(Collected data entries)

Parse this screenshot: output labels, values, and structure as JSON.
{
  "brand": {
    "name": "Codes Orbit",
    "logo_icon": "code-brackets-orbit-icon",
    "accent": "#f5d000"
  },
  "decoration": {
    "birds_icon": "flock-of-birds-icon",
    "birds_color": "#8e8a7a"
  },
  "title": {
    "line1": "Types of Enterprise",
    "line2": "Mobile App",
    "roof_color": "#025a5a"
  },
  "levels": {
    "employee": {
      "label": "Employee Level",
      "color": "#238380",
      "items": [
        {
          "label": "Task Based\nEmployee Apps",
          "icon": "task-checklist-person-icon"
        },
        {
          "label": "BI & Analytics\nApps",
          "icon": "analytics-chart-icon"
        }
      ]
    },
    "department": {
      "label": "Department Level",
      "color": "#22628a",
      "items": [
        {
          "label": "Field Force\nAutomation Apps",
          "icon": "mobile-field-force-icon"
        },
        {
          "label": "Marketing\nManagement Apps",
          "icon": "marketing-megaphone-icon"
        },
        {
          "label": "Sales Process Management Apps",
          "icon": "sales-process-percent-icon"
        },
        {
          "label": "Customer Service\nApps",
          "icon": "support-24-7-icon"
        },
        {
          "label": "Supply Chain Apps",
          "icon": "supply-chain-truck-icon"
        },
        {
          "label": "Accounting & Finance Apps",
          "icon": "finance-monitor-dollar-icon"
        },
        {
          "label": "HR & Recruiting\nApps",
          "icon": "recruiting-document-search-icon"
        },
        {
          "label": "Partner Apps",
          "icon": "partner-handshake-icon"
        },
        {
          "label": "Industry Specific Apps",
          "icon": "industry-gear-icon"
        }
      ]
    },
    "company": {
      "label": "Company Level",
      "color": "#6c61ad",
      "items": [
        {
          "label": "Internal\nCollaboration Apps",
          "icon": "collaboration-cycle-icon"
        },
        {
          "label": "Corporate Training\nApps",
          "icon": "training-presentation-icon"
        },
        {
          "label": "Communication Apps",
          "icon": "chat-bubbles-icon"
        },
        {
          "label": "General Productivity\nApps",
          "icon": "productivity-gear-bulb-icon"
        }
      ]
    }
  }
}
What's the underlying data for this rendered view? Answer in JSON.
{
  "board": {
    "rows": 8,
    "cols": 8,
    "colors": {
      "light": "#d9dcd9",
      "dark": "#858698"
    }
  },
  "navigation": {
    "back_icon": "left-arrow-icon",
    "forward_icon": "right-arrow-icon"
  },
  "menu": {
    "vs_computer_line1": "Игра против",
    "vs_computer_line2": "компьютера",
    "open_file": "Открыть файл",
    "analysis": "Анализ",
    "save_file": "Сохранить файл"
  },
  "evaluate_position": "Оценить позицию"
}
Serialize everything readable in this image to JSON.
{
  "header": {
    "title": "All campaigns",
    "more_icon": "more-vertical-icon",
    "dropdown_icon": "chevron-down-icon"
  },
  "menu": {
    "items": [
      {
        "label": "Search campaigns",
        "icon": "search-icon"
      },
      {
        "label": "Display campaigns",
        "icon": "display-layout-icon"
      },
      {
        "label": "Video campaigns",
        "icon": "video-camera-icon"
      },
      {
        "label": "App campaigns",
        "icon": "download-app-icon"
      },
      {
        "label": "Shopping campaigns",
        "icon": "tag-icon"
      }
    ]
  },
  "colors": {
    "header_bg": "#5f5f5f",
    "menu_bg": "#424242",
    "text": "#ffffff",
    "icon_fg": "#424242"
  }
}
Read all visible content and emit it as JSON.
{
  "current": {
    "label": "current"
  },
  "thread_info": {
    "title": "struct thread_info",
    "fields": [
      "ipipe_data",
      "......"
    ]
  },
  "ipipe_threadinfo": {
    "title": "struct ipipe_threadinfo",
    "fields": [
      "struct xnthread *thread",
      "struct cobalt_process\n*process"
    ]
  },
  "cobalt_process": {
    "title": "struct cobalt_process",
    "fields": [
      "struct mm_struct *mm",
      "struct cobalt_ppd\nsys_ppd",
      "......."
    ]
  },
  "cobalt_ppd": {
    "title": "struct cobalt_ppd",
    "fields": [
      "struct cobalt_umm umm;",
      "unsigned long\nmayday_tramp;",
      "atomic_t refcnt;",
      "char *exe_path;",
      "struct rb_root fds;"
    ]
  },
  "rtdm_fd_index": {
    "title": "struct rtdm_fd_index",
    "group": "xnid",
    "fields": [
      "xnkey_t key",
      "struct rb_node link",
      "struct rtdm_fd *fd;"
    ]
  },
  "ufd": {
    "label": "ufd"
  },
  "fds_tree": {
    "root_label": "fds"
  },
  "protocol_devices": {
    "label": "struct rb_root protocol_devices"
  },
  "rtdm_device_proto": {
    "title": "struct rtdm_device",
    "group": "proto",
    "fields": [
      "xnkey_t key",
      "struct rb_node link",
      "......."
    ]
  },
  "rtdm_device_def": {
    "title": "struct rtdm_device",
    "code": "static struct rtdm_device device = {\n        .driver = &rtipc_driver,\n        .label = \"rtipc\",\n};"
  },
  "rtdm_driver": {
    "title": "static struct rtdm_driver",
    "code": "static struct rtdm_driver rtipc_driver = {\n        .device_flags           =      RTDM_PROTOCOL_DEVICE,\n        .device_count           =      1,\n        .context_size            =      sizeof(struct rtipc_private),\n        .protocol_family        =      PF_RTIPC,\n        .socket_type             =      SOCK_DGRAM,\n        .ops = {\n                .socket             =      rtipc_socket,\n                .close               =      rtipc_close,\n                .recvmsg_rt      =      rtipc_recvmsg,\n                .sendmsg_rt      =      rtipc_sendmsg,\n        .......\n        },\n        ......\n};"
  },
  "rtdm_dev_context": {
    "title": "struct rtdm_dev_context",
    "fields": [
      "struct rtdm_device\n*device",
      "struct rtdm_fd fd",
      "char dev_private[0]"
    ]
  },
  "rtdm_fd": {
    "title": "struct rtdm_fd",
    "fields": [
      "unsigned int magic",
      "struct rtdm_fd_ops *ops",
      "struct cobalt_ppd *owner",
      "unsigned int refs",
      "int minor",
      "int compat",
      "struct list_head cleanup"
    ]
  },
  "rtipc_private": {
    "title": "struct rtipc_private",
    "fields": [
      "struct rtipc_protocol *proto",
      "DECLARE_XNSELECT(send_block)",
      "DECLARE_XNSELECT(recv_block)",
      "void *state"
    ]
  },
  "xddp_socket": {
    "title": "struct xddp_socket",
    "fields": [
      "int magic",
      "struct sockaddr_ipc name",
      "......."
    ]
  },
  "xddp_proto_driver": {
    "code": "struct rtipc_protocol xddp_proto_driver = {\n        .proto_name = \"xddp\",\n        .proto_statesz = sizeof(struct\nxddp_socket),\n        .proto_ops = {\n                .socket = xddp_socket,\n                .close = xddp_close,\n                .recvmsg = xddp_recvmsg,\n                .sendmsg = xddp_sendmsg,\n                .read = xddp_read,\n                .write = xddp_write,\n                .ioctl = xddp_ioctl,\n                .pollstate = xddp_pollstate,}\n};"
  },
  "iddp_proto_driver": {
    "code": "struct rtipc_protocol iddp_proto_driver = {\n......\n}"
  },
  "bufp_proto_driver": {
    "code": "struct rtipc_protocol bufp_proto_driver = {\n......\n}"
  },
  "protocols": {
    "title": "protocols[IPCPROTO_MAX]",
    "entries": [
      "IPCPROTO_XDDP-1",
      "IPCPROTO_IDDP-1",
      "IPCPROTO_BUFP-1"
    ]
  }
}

:: Direction ::
Write out all of the records above exactly as they appear.

:: Written response ::
Parse this screenshot: output labels, values, and structure as JSON.
{
  "brand": {
    "name": "Codes Orbit",
    "logo_icon": "code-brackets-orbit-icon",
    "accent": "#f5d000"
  },
  "decoration": {
    "birds_icon": "flock-of-birds-icon",
    "birds_color": "#8e8a7a"
  },
  "title": {
    "line1": "Types of Enterprise",
    "line2": "Mobile App",
    "roof_color": "#025a5a"
  },
  "levels": {
    "employee": {
      "label": "Employee Level",
      "color": "#238380",
      "items": [
        {
          "label": "Task Based\nEmployee Apps",
          "icon": "task-checklist-person-icon"
        },
        {
          "label": "BI & Analytics\nApps",
          "icon": "analytics-chart-icon"
        }
      ]
    },
    "department": {
      "label": "Department Level",
      "color": "#22628a",
      "items": [
        {
          "label": "Field Force\nAutomation Apps",
          "icon": "mobile-field-force-icon"
        },
        {
          "label": "Marketing\nManagement Apps",
          "icon": "marketing-megaphone-icon"
        },
        {
          "label": "Sales Process Management Apps",
          "icon": "sales-process-percent-icon"
        },
        {
          "label": "Customer Service\nApps",
          "icon": "support-24-7-icon"
        },
        {
          "label": "Supply Chain Apps",
          "icon": "supply-chain-truck-icon"
        },
        {
          "label": "Accounting & Finance Apps",
          "icon": "finance-monitor-dollar-icon"
        },
        {
          "label": "HR & Recruiting\nApps",
          "icon": "recruiting-document-search-icon"
        },
        {
          "label": "Partner Apps",
          "icon": "partner-handshake-icon"
        },
        {
          "label": "Industry Specific Apps",
          "icon": "industry-gear-icon"
        }
      ]
    },
    "company": {
      "label": "Company Level",
      "color": "#6c61ad",
      "items": [
        {
          "label": "Internal\nCollaboration Apps",
          "icon": "collaboration-cycle-icon"
        },
        {
          "label": "Corporate Training\nApps",
          "icon": "training-presentation-icon"
        },
        {
          "label": "Communication Apps",
          "icon": "chat-bubbles-icon"
        },
        {
          "label": "General Productivity\nApps",
          "icon": "productivity-gear-bulb-icon"
        }
      ]
    }
  }
}
What's the underlying data for this rendered view? Answer in JSON.
{
  "board": {
    "rows": 8,
    "cols": 8,
    "colors": {
      "light": "#d9dcd9",
      "dark": "#858698"
    }
  },
  "navigation": {
    "back_icon": "left-arrow-icon",
    "forward_icon": "right-arrow-icon"
  },
  "menu": {
    "vs_computer_line1": "Игра против",
    "vs_computer_line2": "компьютера",
    "open_file": "Открыть файл",
    "analysis": "Анализ",
    "save_file": "Сохранить файл"
  },
  "evaluate_position": "Оценить позицию"
}
Serialize everything readable in this image to JSON.
{
  "header": {
    "title": "All campaigns",
    "more_icon": "more-vertical-icon",
    "dropdown_icon": "chevron-down-icon"
  },
  "menu": {
    "items": [
      {
        "label": "Search campaigns",
        "icon": "search-icon"
      },
      {
        "label": "Display campaigns",
        "icon": "display-layout-icon"
      },
      {
        "label": "Video campaigns",
        "icon": "video-camera-icon"
      },
      {
        "label": "App campaigns",
        "icon": "download-app-icon"
      },
      {
        "label": "Shopping campaigns",
        "icon": "tag-icon"
      }
    ]
  },
  "colors": {
    "header_bg": "#5f5f5f",
    "menu_bg": "#424242",
    "text": "#ffffff",
    "icon_fg": "#424242"
  }
}
Read all visible content and emit it as JSON.
{
  "current": {
    "label": "current"
  },
  "thread_info": {
    "title": "struct thread_info",
    "fields": [
      "ipipe_data",
      "......"
    ]
  },
  "ipipe_threadinfo": {
    "title": "struct ipipe_threadinfo",
    "fields": [
      "struct xnthread *thread",
      "struct cobalt_process\n*process"
    ]
  },
  "cobalt_process": {
    "title": "struct cobalt_process",
    "fields": [
      "struct mm_struct *mm",
      "struct cobalt_ppd\nsys_ppd",
      "......."
    ]
  },
  "cobalt_ppd": {
    "title": "struct cobalt_ppd",
    "fields": [
      "struct cobalt_umm umm;",
      "unsigned long\nmayday_tramp;",
      "atomic_t refcnt;",
      "char *exe_path;",
      "struct rb_root fds;"
    ]
  },
  "rtdm_fd_index": {
    "title": "struct rtdm_fd_index",
    "group": "xnid",
    "fields": [
      "xnkey_t key",
      "struct rb_node link",
      "struct rtdm_fd *fd;"
    ]
  },
  "ufd": {
    "label": "ufd"
  },
  "fds_tree": {
    "root_label": "fds"
  },
  "protocol_devices": {
    "label": "struct rb_root protocol_devices"
  },
  "rtdm_device_proto": {
    "title": "struct rtdm_device",
    "group": "proto",
    "fields": [
      "xnkey_t key",
      "struct rb_node link",
      "......."
    ]
  },
  "rtdm_device_def": {
    "title": "struct rtdm_device",
    "code": "static struct rtdm_device device = {\n        .driver = &rtipc_driver,\n        .label = \"rtipc\",\n};"
  },
  "rtdm_driver": {
    "title": "static struct rtdm_driver",
    "code": "static struct rtdm_driver rtipc_driver = {\n        .device_flags           =      RTDM_PROTOCOL_DEVICE,\n        .device_count           =      1,\n        .context_size            =      sizeof(struct rtipc_private),\n        .protocol_family        =      PF_RTIPC,\n        .socket_type             =      SOCK_DGRAM,\n        .ops = {\n                .socket             =      rtipc_socket,\n                .close               =      rtipc_close,\n                .recvmsg_rt      =      rtipc_recvmsg,\n                .sendmsg_rt      =      rtipc_sendmsg,\n        .......\n        },\n        ......\n};"
  },
  "rtdm_dev_context": {
    "title": "struct rtdm_dev_context",
    "fields": [
      "struct rtdm_device\n*device",
      "struct rtdm_fd fd",
      "char dev_private[0]"
    ]
  },
  "rtdm_fd": {
    "title": "struct rtdm_fd",
    "fields": [
      "unsigned int magic",
      "struct rtdm_fd_ops *ops",
      "struct cobalt_ppd *owner",
      "unsigned int refs",
      "int minor",
      "int compat",
      "struct list_head cleanup"
    ]
  },
  "rtipc_private": {
    "title": "struct rtipc_private",
    "fields": [
      "struct rtipc_protocol *proto",
      "DECLARE_XNSELECT(send_block)",
      "DECLARE_XNSELECT(recv_block)",
      "void *state"
    ]
  },
  "xddp_socket": {
    "title": "struct xddp_socket",
    "fields": [
      "int magic",
      "struct sockaddr_ipc name",
      "......."
    ]
  },
  "xddp_proto_driver": {
    "code": "struct rtipc_protocol xddp_proto_driver = {\n        .proto_name = \"xddp\",\n        .proto_statesz = sizeof(struct\nxddp_socket),\n        .proto_ops = {\n                .socket = xddp_socket,\n                .close = xddp_close,\n                .recvmsg = xddp_recvmsg,\n                .sendmsg = xddp_sendmsg,\n                .read = xddp_read,\n                .write = xddp_write,\n                .ioctl = xddp_ioctl,\n                .pollstate = xddp_pollstate,}\n};"
  },
  "iddp_proto_driver": {
    "code": "struct rtipc_protocol iddp_proto_driver = {\n......\n}"
  },
  "bufp_proto_driver": {
    "code": "struct rtipc_protocol bufp_proto_driver = {\n......\n}"
  },
  "protocols": {
    "title": "protocols[IPCPROTO_MAX]",
    "entries": [
      "IPCPROTO_XDDP-1",
      "IPCPROTO_IDDP-1",
      "IPCPROTO_BUFP-1"
    ]
  }
}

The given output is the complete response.